Pada bagian depan biasanya terdapat sepenggal atap, yang biasa disebut empyak, atau markis, atau topi, berfungsi sebagai penahan tempias hujan atau cahaya matahari, pada ruang depan yang biasanya terbuka. Empyak biasa ditopang oleh tiang penyangga atau tangan-tangan yang disebut sekor-sekor. Biasanya dari kayu, ada pula yang terbuat dari besi. Sistem ini tidak dikenal pada rumah-rumah tradisional lainnya di Indonesia. Karena itu tampaknya bisa dipastikan bahwa sistem ini merupakan pengaruh dari bangunan-bangunan yang dibuat oleh Belanda di Jakarta.
Potongan Joglo
Pada umumnya potongan ini berbentuk bujur sangkar. Dari seluruh bentuk bujur sangkar itu, bagian yang sebenarnya merupakan potongan joglo adalah bagian dari empat persegi panjang yang garis panjangnya terdapat pada kanan-kiri ruang depan. Atap bagian depan merupakan terusan dari atap joglo yang ada. Dengan demikian, bagia utama bangunan beratap potongan joglo dengan bagian depan yang atapnya merupakan sambungan dari bagian utama itulah yang menimbulkan denan berbentuk bujur sangkar.
Dari bentuknya dapat dipastikan bahwa potongan joglo merupakan bentuk adaptasi dari rumah tradisional Jawa. Perbedaannya adalah pada potongan joglo rumah tradisional Jawa, tiang-tiang utama penopang struktur atapnya merupakan unsur yang mengarahkan pembagian ruang pada denah. Sedang pada potongan joglo Betawi hal itu tidak nyata. Di samping itu struktur atap joglo tradisi Jawa disusun oleh sistem temu gelang atau payun, joglo Betawi disusun oleh kuda-kuda. Berbeda dengan potongan gudang, rumah potongan joglo Betawi pada umumnya tidak dilengkapi dengan batang-batang diagonal seperti ditemukan pada sistem kuda-kuda Barat yang diperkenalkan oleh orang Belanda.

_ _ _ _ _ _ _

→ **Instruksi Kerja**:
A. Kembalikan sepotong teks tentang rumah Betawi, mulai dari kata-kata "Dari bentuknya dapat" dan berhenti setelah kata-kata "oleh orang Belanda.".
B. Tolong ubah baris data mulai dari baris yang memuat "Output each element" hingga baris yang memuat "mode-caret [470,746,478,750]" dengan mengganti "button" menjadi "btn" dan membiarkan bagian lain tetap sama. Tuliskan hanya baris-baris itu, tanpa gambar.
Teks tentang rumah Betawi dan baris data tidak saling berhubungan.

→ **Data yang Diberikan**:
_ _ _ _ _ _ _

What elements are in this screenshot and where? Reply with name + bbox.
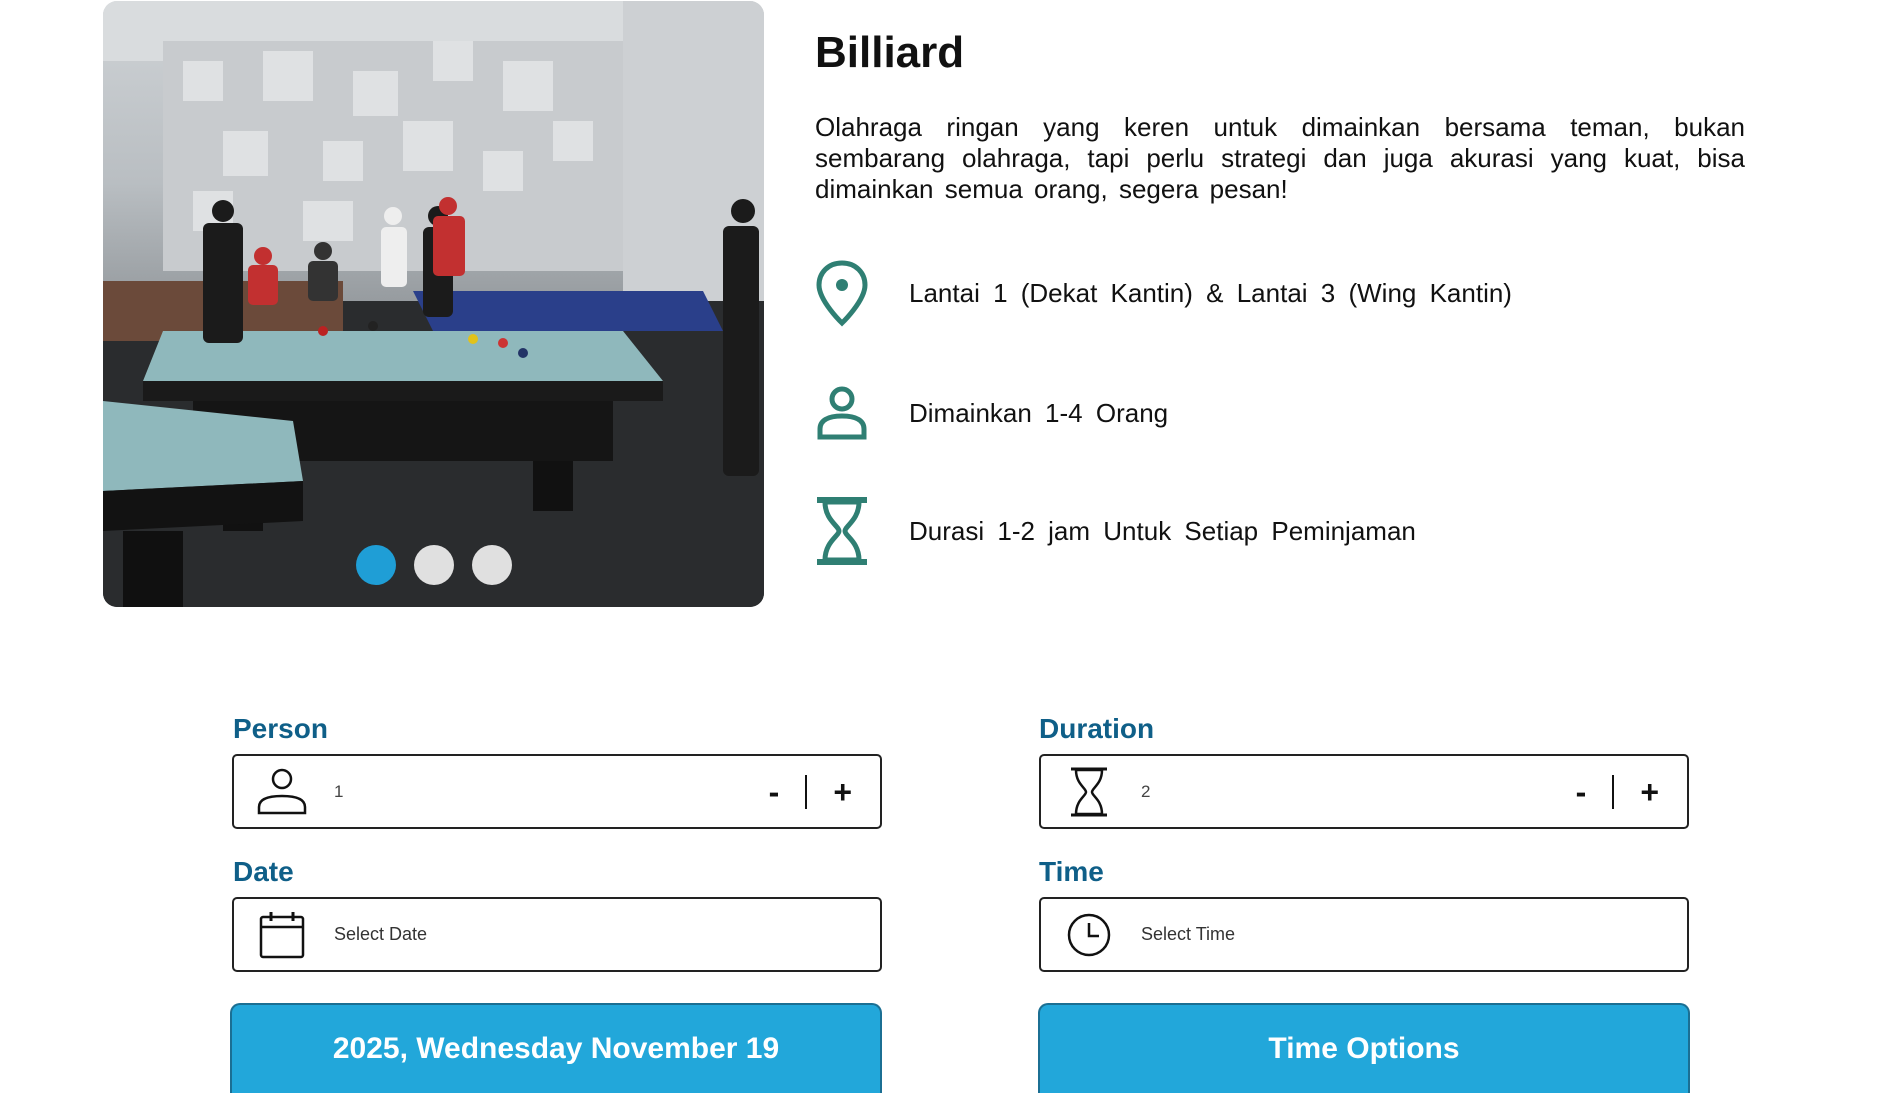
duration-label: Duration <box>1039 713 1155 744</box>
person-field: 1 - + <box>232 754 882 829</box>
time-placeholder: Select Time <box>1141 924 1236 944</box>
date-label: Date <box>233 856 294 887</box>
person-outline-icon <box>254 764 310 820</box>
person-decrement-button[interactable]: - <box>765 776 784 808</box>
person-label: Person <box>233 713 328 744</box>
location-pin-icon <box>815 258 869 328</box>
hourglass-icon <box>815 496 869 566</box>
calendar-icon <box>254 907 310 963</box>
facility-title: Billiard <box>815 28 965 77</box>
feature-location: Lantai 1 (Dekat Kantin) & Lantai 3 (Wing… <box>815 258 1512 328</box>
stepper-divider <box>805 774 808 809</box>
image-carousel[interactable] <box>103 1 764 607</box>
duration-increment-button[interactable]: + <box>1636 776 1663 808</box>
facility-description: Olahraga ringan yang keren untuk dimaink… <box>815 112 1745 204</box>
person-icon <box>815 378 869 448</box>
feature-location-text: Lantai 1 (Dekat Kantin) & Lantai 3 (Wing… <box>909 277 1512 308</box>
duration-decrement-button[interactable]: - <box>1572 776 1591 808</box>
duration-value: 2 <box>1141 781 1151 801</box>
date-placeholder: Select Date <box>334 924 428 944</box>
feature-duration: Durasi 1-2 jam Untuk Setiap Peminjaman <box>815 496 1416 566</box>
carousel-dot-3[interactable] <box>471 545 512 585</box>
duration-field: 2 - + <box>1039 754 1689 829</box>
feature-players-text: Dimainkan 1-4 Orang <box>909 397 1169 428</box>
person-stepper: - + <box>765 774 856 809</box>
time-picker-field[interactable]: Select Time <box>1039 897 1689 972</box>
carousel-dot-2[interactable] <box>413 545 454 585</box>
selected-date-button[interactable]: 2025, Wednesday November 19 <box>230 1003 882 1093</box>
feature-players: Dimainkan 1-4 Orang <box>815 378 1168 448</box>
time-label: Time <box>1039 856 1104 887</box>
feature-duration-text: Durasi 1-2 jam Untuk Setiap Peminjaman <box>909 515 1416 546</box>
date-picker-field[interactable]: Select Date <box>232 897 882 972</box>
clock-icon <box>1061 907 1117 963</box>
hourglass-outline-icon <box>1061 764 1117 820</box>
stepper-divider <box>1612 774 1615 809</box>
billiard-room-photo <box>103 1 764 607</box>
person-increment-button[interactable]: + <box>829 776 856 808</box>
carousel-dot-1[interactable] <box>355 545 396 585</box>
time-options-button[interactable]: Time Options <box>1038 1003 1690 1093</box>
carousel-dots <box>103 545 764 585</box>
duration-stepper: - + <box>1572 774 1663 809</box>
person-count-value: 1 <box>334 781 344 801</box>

_ _ _ _ _ _ _

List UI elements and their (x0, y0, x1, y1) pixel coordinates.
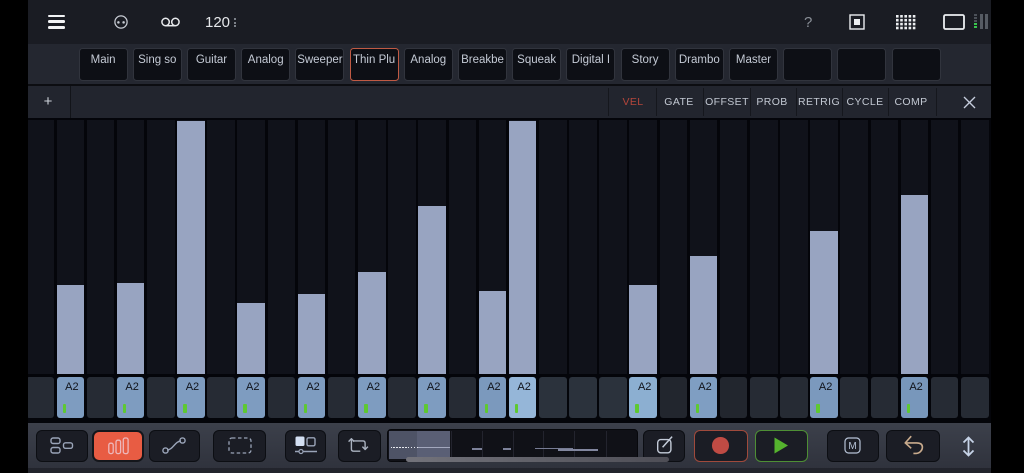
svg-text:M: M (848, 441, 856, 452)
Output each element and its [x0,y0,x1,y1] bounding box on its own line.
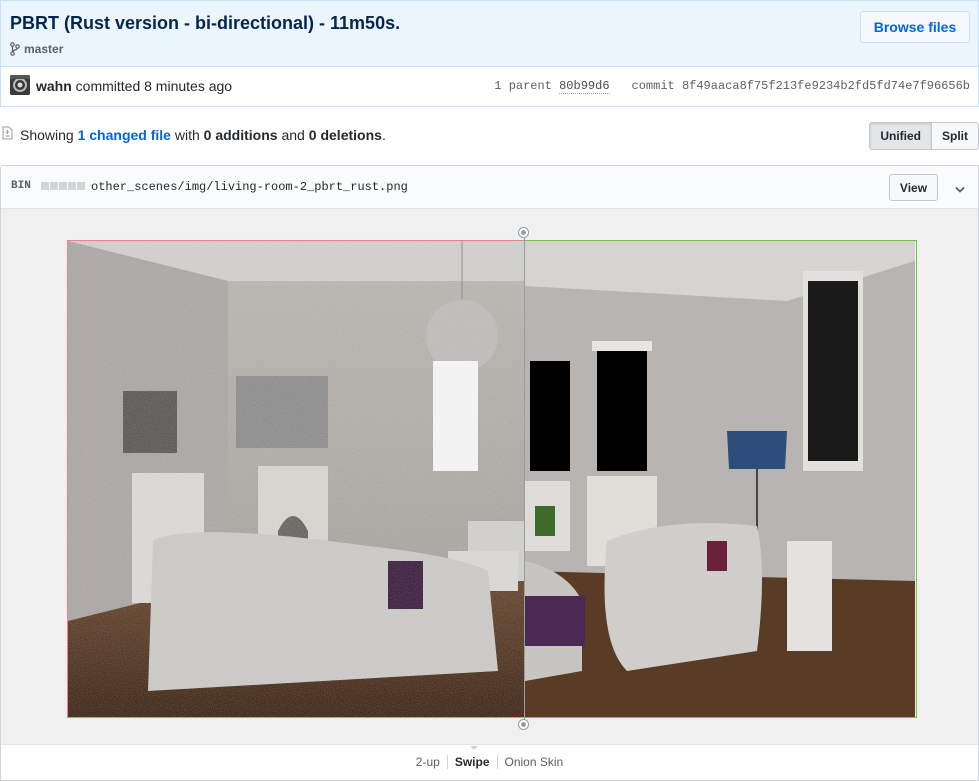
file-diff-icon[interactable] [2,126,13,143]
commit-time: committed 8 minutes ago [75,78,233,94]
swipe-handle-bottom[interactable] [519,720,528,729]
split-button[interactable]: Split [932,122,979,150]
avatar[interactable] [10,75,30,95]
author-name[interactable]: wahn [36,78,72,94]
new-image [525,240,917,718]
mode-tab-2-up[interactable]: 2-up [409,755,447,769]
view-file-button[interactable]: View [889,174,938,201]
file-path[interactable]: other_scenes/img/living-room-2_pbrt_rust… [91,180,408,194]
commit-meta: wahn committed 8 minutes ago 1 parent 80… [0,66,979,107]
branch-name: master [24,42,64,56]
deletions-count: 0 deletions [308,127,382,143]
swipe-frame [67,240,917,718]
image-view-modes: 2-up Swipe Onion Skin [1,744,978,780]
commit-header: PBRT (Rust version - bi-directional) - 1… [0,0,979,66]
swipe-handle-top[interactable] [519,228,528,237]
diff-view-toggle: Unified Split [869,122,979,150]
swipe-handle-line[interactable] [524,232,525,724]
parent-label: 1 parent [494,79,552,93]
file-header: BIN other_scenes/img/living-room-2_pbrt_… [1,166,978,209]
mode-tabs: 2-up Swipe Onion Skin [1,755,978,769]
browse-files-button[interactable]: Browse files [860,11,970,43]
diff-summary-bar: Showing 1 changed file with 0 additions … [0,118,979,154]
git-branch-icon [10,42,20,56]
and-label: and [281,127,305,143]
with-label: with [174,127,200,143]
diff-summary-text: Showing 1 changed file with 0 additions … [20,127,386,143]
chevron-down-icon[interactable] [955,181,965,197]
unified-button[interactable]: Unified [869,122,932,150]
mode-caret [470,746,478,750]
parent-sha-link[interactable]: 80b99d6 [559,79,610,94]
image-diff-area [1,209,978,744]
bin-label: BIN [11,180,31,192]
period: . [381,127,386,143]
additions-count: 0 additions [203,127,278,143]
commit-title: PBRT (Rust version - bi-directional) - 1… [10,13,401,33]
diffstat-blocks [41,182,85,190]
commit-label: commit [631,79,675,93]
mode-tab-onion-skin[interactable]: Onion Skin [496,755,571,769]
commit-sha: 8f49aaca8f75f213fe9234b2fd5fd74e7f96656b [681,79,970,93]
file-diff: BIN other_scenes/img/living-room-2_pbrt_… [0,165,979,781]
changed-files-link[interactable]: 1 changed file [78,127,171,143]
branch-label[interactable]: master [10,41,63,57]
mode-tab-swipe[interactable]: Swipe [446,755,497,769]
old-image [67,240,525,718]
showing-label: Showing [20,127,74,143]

_ _ _ _ _ _ _

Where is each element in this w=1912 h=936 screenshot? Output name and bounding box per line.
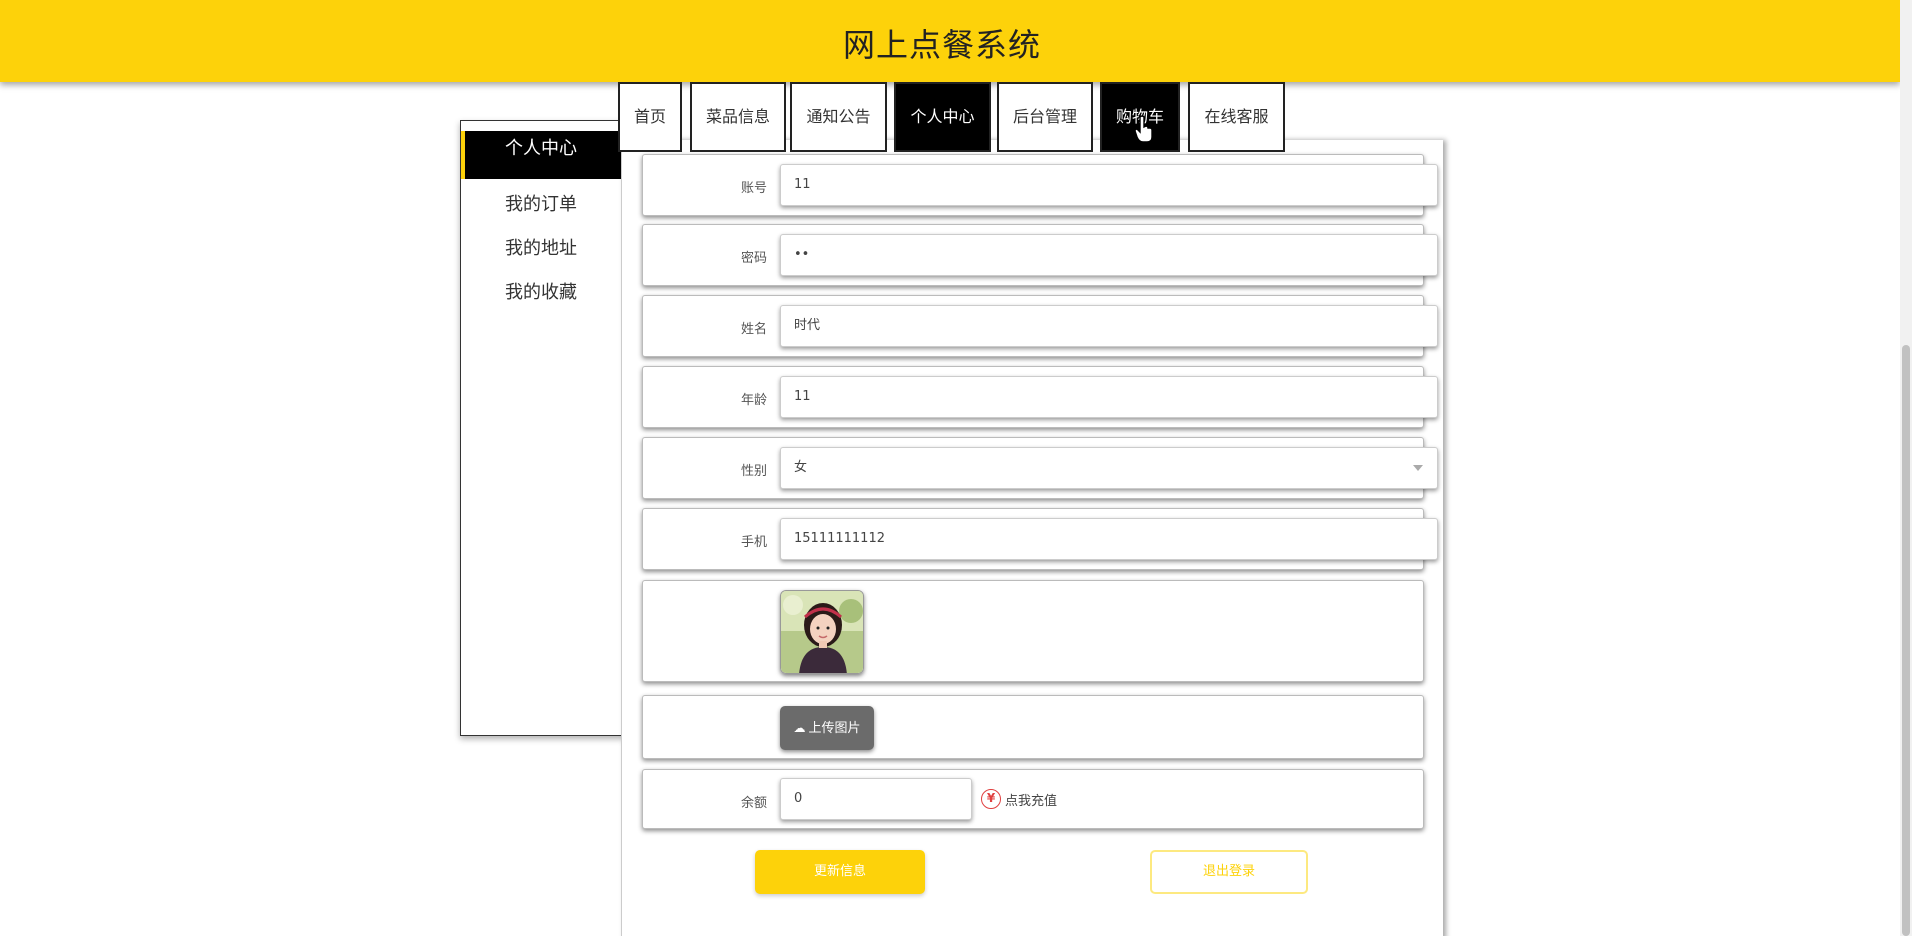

_ _ _ _ _ _ _

→ **Jawaban**:
A.
Dari bentuknya dapat dipastikan bahwa potongan joglo merupakan bentuk adaptasi dari rumah tradisional Jawa. Perbedaannya adalah pada potongan joglo rumah tradisional Jawa, tiang-tiang utama penopang struktur atapnya merupakan unsur yang mengarahkan pembagian ruang pada denah. Sedang pada potongan joglo Betawi hal itu tidak nyata. Di samping itu struktur atap joglo tradisi Jawa disusun oleh sistem temu gelang atau payun, joglo Betawi disusun oleh kuda-kuda. Berbeda dengan potongan gudang, rumah potongan joglo Betawi pada umumnya tidak dilengkapi dengan batang-batang diagonal seperti ditemukan pada sistem kuda-kuda Barat yang diperkenalkan oleh orang Belanda.

B.
Output each element and its [x0,y0,x1,y1] bounding box on its own line.
file-diff-icon[interactable] [2,126,13,143]
commit-time: committed 8 minutes ago [75,78,233,94]
swipe-handle-bottom[interactable] [519,720,528,729]
split-btn[interactable]: Split [932,122,979,150]
avatar[interactable] [10,75,30,95]
author-name[interactable]: wahn [36,78,72,94]
new-image [525,240,917,718]
mode-tab-2-up[interactable]: 2-up [409,755,447,769]
view-file-btn[interactable]: View [889,174,938,201]
file-path[interactable]: other_scenes/img/living-room-2_pbrt_rust… [91,180,408,194]
commit-meta: wahn committed 8 minutes ago 1 parent 80… [0,66,979,107]
branch-name: master [24,42,64,56]
deletions-count: 0 deletions [308,127,382,143]
swipe-frame [67,240,917,718]
image-view-modes: 2-up Swipe Onion Skin [1,744,978,780]
commit-header: PBRT (Rust version - bi-directional) - 1… [0,0,979,66]
swipe-handle-top[interactable] [519,228,528,237]
diff-view-toggle: Unified Split [869,122,979,150]
swipe-handle-line[interactable] [524,232,525,724]
parent-label: 1 parent [494,79,552,93]
file-header: BIN other_scenes/img/living-room-2_pbrt_… [1,166,978,209]
mode-tabs: 2-up Swipe Onion Skin [1,755,978,769]
browse-files-btn[interactable]: Browse files [860,11,970,43]
diff-summary-bar: Showing 1 changed file with 0 additions … [0,118,979,154]
git-branch-icon [10,42,20,56]
and-label: and [281,127,305,143]
with-label: with [174,127,200,143]
diff-summary-text: Showing 1 changed file with 0 additions … [20,127,386,143]
chevron-down-icon[interactable] [955,181,965,197]
unified-btn[interactable]: Unified [869,122,932,150]
mode-caret [470,746,478,750]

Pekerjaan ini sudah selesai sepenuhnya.